>>>

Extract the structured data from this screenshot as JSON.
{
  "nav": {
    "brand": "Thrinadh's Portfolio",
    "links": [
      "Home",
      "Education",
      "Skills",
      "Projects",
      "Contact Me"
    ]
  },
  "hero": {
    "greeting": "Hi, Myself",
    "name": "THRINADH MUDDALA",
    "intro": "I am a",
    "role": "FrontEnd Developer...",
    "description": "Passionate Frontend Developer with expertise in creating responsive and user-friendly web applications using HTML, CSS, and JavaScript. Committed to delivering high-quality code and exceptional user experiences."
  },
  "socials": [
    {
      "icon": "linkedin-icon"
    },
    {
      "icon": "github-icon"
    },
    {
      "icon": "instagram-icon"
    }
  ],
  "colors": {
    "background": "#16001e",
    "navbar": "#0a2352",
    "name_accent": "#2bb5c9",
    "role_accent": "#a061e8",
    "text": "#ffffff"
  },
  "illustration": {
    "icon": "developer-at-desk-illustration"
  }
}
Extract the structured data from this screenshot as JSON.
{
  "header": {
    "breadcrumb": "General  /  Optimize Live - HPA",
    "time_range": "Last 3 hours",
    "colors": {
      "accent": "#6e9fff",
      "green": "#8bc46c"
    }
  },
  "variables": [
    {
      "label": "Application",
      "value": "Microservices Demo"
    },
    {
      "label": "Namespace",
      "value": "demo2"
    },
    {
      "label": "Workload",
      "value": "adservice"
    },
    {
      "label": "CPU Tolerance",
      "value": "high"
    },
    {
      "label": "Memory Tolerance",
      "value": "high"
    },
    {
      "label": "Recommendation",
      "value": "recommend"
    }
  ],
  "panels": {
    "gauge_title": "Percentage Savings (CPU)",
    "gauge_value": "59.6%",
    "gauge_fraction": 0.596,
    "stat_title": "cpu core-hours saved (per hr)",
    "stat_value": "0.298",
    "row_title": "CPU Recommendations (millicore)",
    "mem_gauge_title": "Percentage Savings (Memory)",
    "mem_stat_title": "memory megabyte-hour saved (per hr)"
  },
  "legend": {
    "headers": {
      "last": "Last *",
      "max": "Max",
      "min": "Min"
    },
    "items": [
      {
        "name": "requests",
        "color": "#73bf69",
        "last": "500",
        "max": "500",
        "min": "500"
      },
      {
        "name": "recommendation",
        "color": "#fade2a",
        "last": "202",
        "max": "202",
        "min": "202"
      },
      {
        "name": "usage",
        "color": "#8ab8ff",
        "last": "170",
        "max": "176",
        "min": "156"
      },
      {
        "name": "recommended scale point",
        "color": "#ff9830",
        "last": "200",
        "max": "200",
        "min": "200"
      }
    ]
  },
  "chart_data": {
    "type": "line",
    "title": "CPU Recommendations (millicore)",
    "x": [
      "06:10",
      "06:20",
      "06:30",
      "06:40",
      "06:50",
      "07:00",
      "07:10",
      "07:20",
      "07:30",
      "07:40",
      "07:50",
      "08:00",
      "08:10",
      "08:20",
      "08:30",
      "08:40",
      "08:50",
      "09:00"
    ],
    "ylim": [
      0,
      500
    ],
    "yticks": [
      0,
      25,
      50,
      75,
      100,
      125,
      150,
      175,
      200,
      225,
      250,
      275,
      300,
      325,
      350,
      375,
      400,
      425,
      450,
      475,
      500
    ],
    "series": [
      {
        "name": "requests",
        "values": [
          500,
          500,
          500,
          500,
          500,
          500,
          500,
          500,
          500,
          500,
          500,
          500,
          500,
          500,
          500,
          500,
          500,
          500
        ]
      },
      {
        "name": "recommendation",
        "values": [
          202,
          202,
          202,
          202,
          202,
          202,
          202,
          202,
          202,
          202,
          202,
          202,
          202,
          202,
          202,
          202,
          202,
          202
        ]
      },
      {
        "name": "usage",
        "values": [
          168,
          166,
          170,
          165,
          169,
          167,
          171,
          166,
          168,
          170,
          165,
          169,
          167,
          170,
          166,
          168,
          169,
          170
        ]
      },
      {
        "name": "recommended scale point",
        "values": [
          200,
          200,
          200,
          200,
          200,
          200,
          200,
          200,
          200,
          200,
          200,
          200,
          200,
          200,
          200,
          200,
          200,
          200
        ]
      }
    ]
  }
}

<<<

Written problem
Recopy the whole listing exactly.

Written solution
Extract the structured data from this screenshot as JSON.
{
  "nav": {
    "brand": "Thrinadh's Portfolio",
    "links": [
      "Home",
      "Education",
      "Skills",
      "Projects",
      "Contact Me"
    ]
  },
  "hero": {
    "greeting": "Hi, Myself",
    "name": "THRINADH MUDDALA",
    "intro": "I am a",
    "role": "FrontEnd Developer...",
    "description": "Passionate Frontend Developer with expertise in creating responsive and user-friendly web applications using HTML, CSS, and JavaScript. Committed to delivering high-quality code and exceptional user experiences."
  },
  "socials": [
    {
      "icon": "linkedin-icon"
    },
    {
      "icon": "github-icon"
    },
    {
      "icon": "instagram-icon"
    }
  ],
  "colors": {
    "background": "#16001e",
    "navbar": "#0a2352",
    "name_accent": "#2bb5c9",
    "role_accent": "#a061e8",
    "text": "#ffffff"
  },
  "illustration": {
    "icon": "developer-at-desk-illustration"
  }
}
Extract the structured data from this screenshot as JSON.
{
  "header": {
    "breadcrumb": "General  /  Optimize Live - HPA",
    "time_range": "Last 3 hours",
    "colors": {
      "accent": "#6e9fff",
      "green": "#8bc46c"
    }
  },
  "variables": [
    {
      "label": "Application",
      "value": "Microservices Demo"
    },
    {
      "label": "Namespace",
      "value": "demo2"
    },
    {
      "label": "Workload",
      "value": "adservice"
    },
    {
      "label": "CPU Tolerance",
      "value": "high"
    },
    {
      "label": "Memory Tolerance",
      "value": "high"
    },
    {
      "label": "Recommendation",
      "value": "recommend"
    }
  ],
  "panels": {
    "gauge_title": "Percentage Savings (CPU)",
    "gauge_value": "59.6%",
    "gauge_fraction": 0.596,
    "stat_title": "cpu core-hours saved (per hr)",
    "stat_value": "0.298",
    "row_title": "CPU Recommendations (millicore)",
    "mem_gauge_title": "Percentage Savings (Memory)",
    "mem_stat_title": "memory megabyte-hour saved (per hr)"
  },
  "legend": {
    "headers": {
      "last": "Last *",
      "max": "Max",
      "min": "Min"
    },
    "items": [
      {
        "name": "requests",
        "color": "#73bf69",
        "last": "500",
        "max": "500",
        "min": "500"
      },
      {
        "name": "recommendation",
        "color": "#fade2a",
        "last": "202",
        "max": "202",
        "min": "202"
      },
      {
        "name": "usage",
        "color": "#8ab8ff",
        "last": "170",
        "max": "176",
        "min": "156"
      },
      {
        "name": "recommended scale point",
        "color": "#ff9830",
        "last": "200",
        "max": "200",
        "min": "200"
      }
    ]
  },
  "chart_data": {
    "type": "line",
    "title": "CPU Recommendations (millicore)",
    "x": [
      "06:10",
      "06:20",
      "06:30",
      "06:40",
      "06:50",
      "07:00",
      "07:10",
      "07:20",
      "07:30",
      "07:40",
      "07:50",
      "08:00",
      "08:10",
      "08:20",
      "08:30",
      "08:40",
      "08:50",
      "09:00"
    ],
    "ylim": [
      0,
      500
    ],
    "yticks": [
      0,
      25,
      50,
      75,
      100,
      125,
      150,
      175,
      200,
      225,
      250,
      275,
      300,
      325,
      350,
      375,
      400,
      425,
      450,
      475,
      500
    ],
    "series": [
      {
        "name": "requests",
        "values": [
          500,
          500,
          500,
          500,
          500,
          500,
          500,
          500,
          500,
          500,
          500,
          500,
          500,
          500,
          500,
          500,
          500,
          500
        ]
      },
      {
        "name": "recommendation",
        "values": [
          202,
          202,
          202,
          202,
          202,
          202,
          202,
          202,
          202,
          202,
          202,
          202,
          202,
          202,
          202,
          202,
          202,
          202
        ]
      },
      {
        "name": "usage",
        "values": [
          168,
          166,
          170,
          165,
          169,
          167,
          171,
          166,
          168,
          170,
          165,
          169,
          167,
          170,
          166,
          168,
          169,
          170
        ]
      },
      {
        "name": "recommended scale point",
        "values": [
          200,
          200,
          200,
          200,
          200,
          200,
          200,
          200,
          200,
          200,
          200,
          200,
          200,
          200,
          200,
          200,
          200,
          200
        ]
      }
    ]
  }
}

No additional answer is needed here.